Can you set out every line of the material below as a Markdown table with the columns Entry and Content, numbering each row and skipping blank lines? Leave the pictures out of the answer.

————

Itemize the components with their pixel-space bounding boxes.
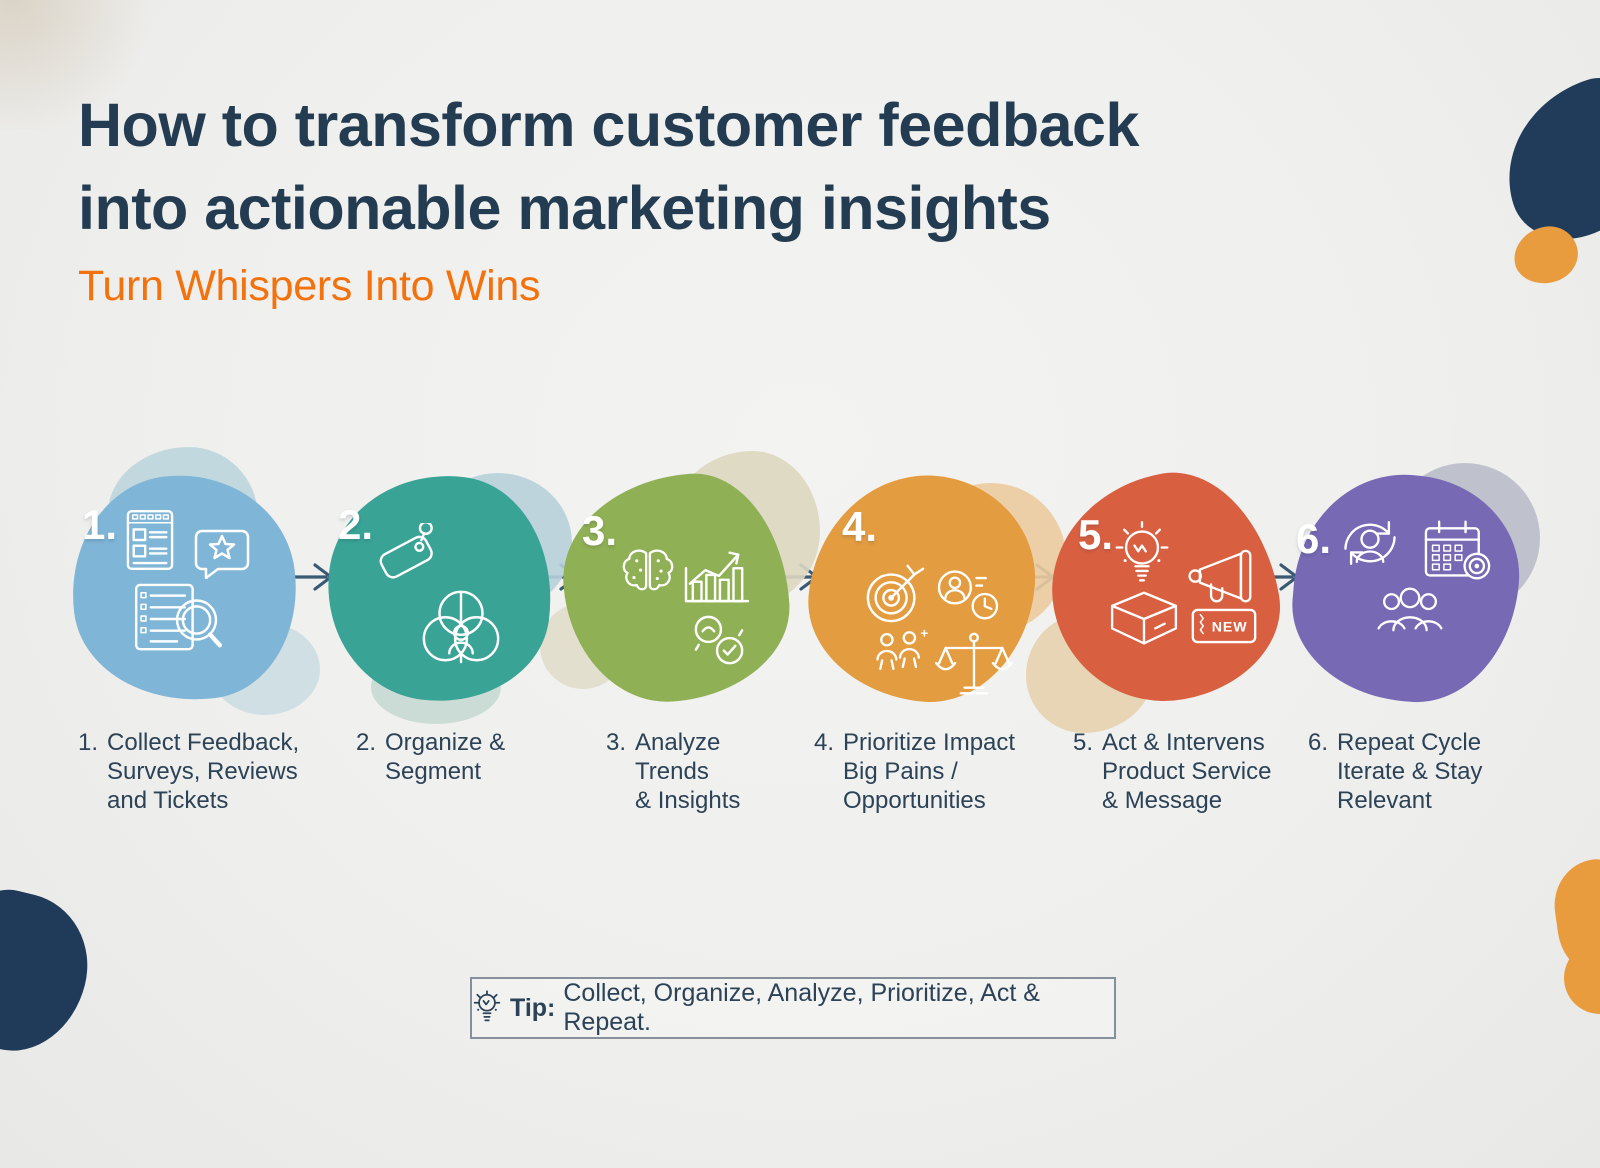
- step-caption-text: Repeat Cycle Iterate & Stay Relevant: [1337, 729, 1483, 814]
- step-caption: 5. Act & Intervens Product Service & Mes…: [1073, 728, 1271, 815]
- page-subtitle: Turn Whispers Into Wins: [78, 262, 541, 310]
- trend-chart-icon: [682, 543, 752, 605]
- step-caption-number: 5.: [1073, 729, 1094, 756]
- step-6-number: 6.: [1296, 515, 1332, 562]
- step-caption-number: 1.: [78, 729, 99, 756]
- page-title-line1: How to transform customer feedback: [78, 91, 1139, 159]
- step-1-collect: 1.: [59, 447, 320, 875]
- brain-icon: [620, 547, 676, 597]
- segment-venn-icon: [416, 584, 506, 670]
- step-2-organize: 2. 2.: [315, 455, 572, 875]
- corner-blob-top-left: [0, 0, 170, 130]
- lightbulb-icon: [1112, 519, 1172, 591]
- step-5-number: 5.: [1078, 511, 1114, 558]
- repeat-user-icon: [1334, 509, 1406, 577]
- page-title-line2: into actionable marketing insights: [78, 174, 1051, 242]
- step-caption: 6. Repeat Cycle Iterate & Stay Relevant: [1308, 728, 1482, 815]
- step-4-prioritize: 4.: [798, 455, 1066, 875]
- new-ticket-icon: NEW: [1190, 607, 1258, 645]
- tip-text: Collect, Organize, Analyze, Prioritize, …: [563, 979, 1040, 1036]
- megaphone-icon: [1186, 549, 1266, 605]
- step-caption-text: Prioritize Impact Big Pains / Opportunit…: [843, 729, 1016, 814]
- insight-loop-icon: [692, 613, 746, 667]
- package-box-icon: [1106, 589, 1182, 649]
- step-caption: 1. Collect Feedback, Surveys, Reviews an…: [78, 728, 299, 815]
- calendar-target-icon: [1422, 517, 1494, 583]
- step-caption-text: Organize & Segment: [385, 729, 506, 785]
- step-caption-number: 2.: [356, 729, 377, 756]
- step-5-act: 5.: [1026, 455, 1294, 875]
- step-3-number: 3.: [582, 507, 618, 554]
- review-bubble-star-icon: [194, 529, 250, 579]
- effort-clock-icon: [932, 565, 1004, 623]
- step-caption-number: 6.: [1308, 729, 1329, 756]
- corner-blob-top-right-navy: [1483, 65, 1600, 255]
- corner-blob-bottom-left-navy: [0, 878, 104, 1066]
- step-caption-number: 4.: [814, 729, 835, 756]
- tip-box: Tip: Collect, Organize, Analyze, Priorit…: [470, 977, 1116, 1039]
- step-caption-text: Analyze Trends & Insights: [635, 729, 741, 814]
- price-tag-icon: [372, 523, 448, 585]
- page-title: How to transform customer feedback into …: [78, 84, 1139, 250]
- survey-form-icon: [126, 509, 174, 571]
- step-caption: 3. Analyze Trends & Insights: [606, 728, 740, 815]
- balance-scale-icon: [934, 631, 1014, 699]
- tip-label: Tip:: [510, 993, 556, 1022]
- step-2-number: 2.: [338, 501, 374, 548]
- svg-text:NEW: NEW: [1212, 620, 1248, 636]
- step-caption-text: Act & Intervens Product Service & Messag…: [1102, 729, 1272, 814]
- step-6-repeat: 6.: [1282, 455, 1540, 875]
- people-pair-icon: [870, 629, 930, 673]
- target-dart-icon: [864, 559, 926, 623]
- step-3-analyze: 3.: [540, 451, 820, 875]
- step-1-number: 1.: [82, 501, 118, 548]
- step-caption: 2. Organize & Segment: [356, 728, 505, 786]
- team-icon: [1370, 585, 1450, 633]
- step-caption: 4. Prioritize Impact Big Pains / Opportu…: [814, 728, 1015, 815]
- step-caption-text: Collect Feedback, Surveys, Reviews and T…: [107, 729, 300, 814]
- step-caption-number: 3.: [606, 729, 627, 756]
- tip-lightbulb-icon: [472, 989, 502, 1027]
- search-list-icon: [134, 583, 224, 655]
- step-4-number: 4.: [842, 503, 878, 550]
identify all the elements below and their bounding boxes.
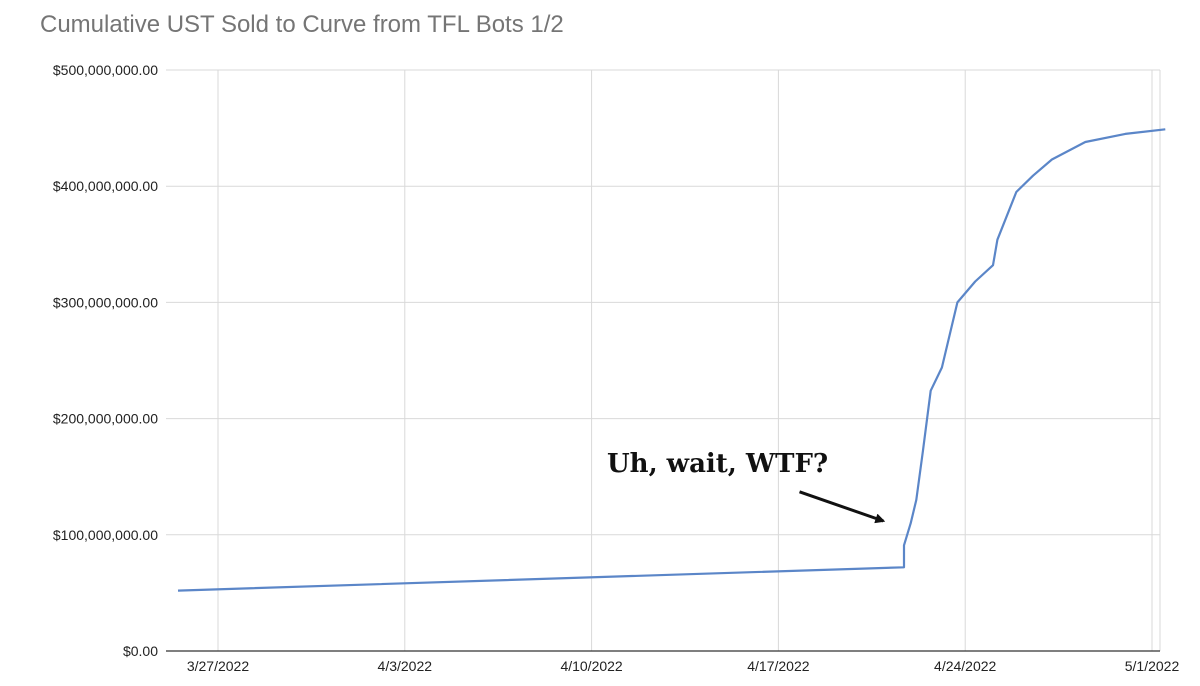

————

→ **EXERCISE ANSWER**
| Entry | Content |
|---|---|
| 1 | Itemize the components with their pixel-space bounding boxes. |
| 2 | - step-caption-text: Repeat Cycle Iterate & Stay Relevant: [1337, 729, 1483, 814] |
| 3 | - step-caption: 5. Act & Intervens Product Service & Mes…: [1073, 728, 1271, 815] |
| 4 | - page-subtitle: Turn Whispers Into Wins: [78, 262, 541, 310] |
| 5 | - trend-chart-icon: [682, 543, 752, 605] |
| 6 | - step-caption-number: 5.: [1073, 729, 1094, 756] |
| 7 | - step-6-number: 6.: [1296, 515, 1332, 562] |
| 8 | - step-caption-number: 1.: [78, 729, 99, 756] |
| 9 | - page-title-line1: How to transform customer feedback: [78, 91, 1139, 159] |
| 10 | - step-1-collect: 1.: [59, 447, 320, 875] |
| 11 | - brain-icon: [620, 547, 676, 597] |
| 12 | - segment-venn-icon: [416, 584, 506, 670] |
| 13 | - step-2-organize: 2. 2.: [315, 455, 572, 875] |
| 14 | - corner-blob-top-left: [0, 0, 170, 130] |
| 15 | - lightbulb-icon: [1112, 519, 1172, 591] |
| 16 | - step-5-number: 5.: [1078, 511, 1114, 558] |
| 17 | - repeat-user-icon: [1334, 509, 1406, 577] |
| 18 | - page-title-line2: into actionable marketing insights: [78, 174, 1051, 242] |
| 19 | - step-caption: 6. Repeat Cycle Iterate & Stay Relevant: [1308, 728, 1482, 815] |
| 20 | - step-4-prioritize: 4.: [798, 455, 1066, 875] |
| 21 | - new-ticket-icon: NEW: [1190, 607, 1258, 645] |
| 22 | - tip-text: Collect, Organize, Analyze, Prioritize, …: [563, 979, 1040, 1036] |
| 23 | - megaphone-icon: [1186, 549, 1266, 605] |
| 24 | - step-caption-text: Prioritize Impact Big Pains / Opportunit…: [843, 729, 1016, 814] |
| 25 | - insight-loop-icon: [692, 613, 746, 667] |
| 26 | - package-box-icon: [1106, 589, 1182, 649] |
| 27 | - step-caption: 1. Collect Feedback, Surveys, Reviews an…: [78, 728, 299, 815] |
| 28 | - calendar-target-icon: [1422, 517, 1494, 583] |
| 29 | - step-caption-text: Organize & Segment: [385, 729, 506, 785] |
| 30 | - step-caption-number: 2.: [356, 729, 377, 756] |
| 31 | - step-5-act: 5.: [1026, 455, 1294, 875] |
| 32 | - step-3-number: 3.: [582, 507, 618, 554] |
| 33 | - review-bubble-star-icon: [194, 529, 250, 579] |
| 34 | - effort-clock-icon: [932, 565, 1004, 623] |
| 35 | - step-caption-number: 6.: [1308, 729, 1329, 756] |
| 36 | - corner-blob-top-right-navy: [1483, 65, 1600, 255] |
| 37 | - corner-blob-bottom-left-navy: [0, 878, 104, 1066] |
| 38 | - step-caption-number: 4.: [814, 729, 835, 756] |
| 39 | - tip-box: Tip: Collect, Organize, Analyze, Priorit…: [470, 977, 1116, 1039] |
| 40 | - step-caption-text: Analyze Trends & Insights: [635, 729, 741, 814] |
| 41 | - price-tag-icon: [372, 523, 448, 585] |
| 42 | - page-title: How to transform customer feedback into …: [78, 84, 1139, 250] |
| 43 | - survey-form-icon: [126, 509, 174, 571] |
| 44 | - step-caption: 3. Analyze Trends & Insights: [606, 728, 740, 815] |
| 45 | - balance-scale-icon: [934, 631, 1014, 699] |
| 46 | - tip-label: Tip:: [510, 993, 556, 1022] |
| 47 | - step-2-number: 2.: [338, 501, 374, 548] |
| 48 | - svg-text:NEW: NEW: [1212, 620, 1248, 636] |
| 49 | - step-caption-text: Act & Intervens Product Service & Messag…: [1102, 729, 1272, 814] |
| 50 | - step-6-repeat: 6.: [1282, 455, 1540, 875] |
| 51 | - people-pair-icon: [870, 629, 930, 673] |
| 52 | - target-dart-icon: [864, 559, 926, 623] |
| 53 | - step-3-analyze: 3.: [540, 451, 820, 875] |
| 54 | - step-1-number: 1.: [82, 501, 118, 548] |
| 55 | - step-caption: 2. Organize & Segment: [356, 728, 505, 786] |
| 56 | - team-icon: [1370, 585, 1450, 633] |
| 57 | - step-caption: 4. Prioritize Impact Big Pains / Opportu…: [814, 728, 1015, 815] |
| 58 | - step-caption-text: Collect Feedback, Surveys, Reviews and T…: [107, 729, 300, 814] |
| 59 | - step-caption-number: 3.: [606, 729, 627, 756] |
| 60 | - tip-lightbulb-icon: [472, 989, 502, 1027] |
| 61 | - search-list-icon: [134, 583, 224, 655] |
| 62 | - step-4-number: 4.: [842, 503, 878, 550] |
| 63 | identify all the elements below and their bounding boxes. |